● Exercise task
Render the following material again verbatim, leaving nothing out.

● Provided information
>> begin
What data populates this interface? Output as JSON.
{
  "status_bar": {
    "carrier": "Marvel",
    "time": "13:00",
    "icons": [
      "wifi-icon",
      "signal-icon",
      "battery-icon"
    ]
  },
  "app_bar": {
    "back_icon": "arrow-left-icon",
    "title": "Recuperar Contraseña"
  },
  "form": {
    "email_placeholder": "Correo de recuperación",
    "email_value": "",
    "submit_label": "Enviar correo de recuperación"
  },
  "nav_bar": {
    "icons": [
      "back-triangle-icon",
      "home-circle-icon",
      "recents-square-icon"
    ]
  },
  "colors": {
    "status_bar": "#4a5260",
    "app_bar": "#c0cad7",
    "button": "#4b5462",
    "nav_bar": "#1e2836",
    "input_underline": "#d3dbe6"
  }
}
>> end
● Full solution
What data populates this interface? Output as JSON.
{
  "status_bar": {
    "carrier": "Marvel",
    "time": "13:00",
    "icons": [
      "wifi-icon",
      "signal-icon",
      "battery-icon"
    ]
  },
  "app_bar": {
    "back_icon": "arrow-left-icon",
    "title": "Recuperar Contraseña"
  },
  "form": {
    "email_placeholder": "Correo de recuperación",
    "email_value": "",
    "submit_label": "Enviar correo de recuperación"
  },
  "nav_bar": {
    "icons": [
      "back-triangle-icon",
      "home-circle-icon",
      "recents-square-icon"
    ]
  },
  "colors": {
    "status_bar": "#4a5260",
    "app_bar": "#c0cad7",
    "button": "#4b5462",
    "nav_bar": "#1e2836",
    "input_underline": "#d3dbe6"
  }
}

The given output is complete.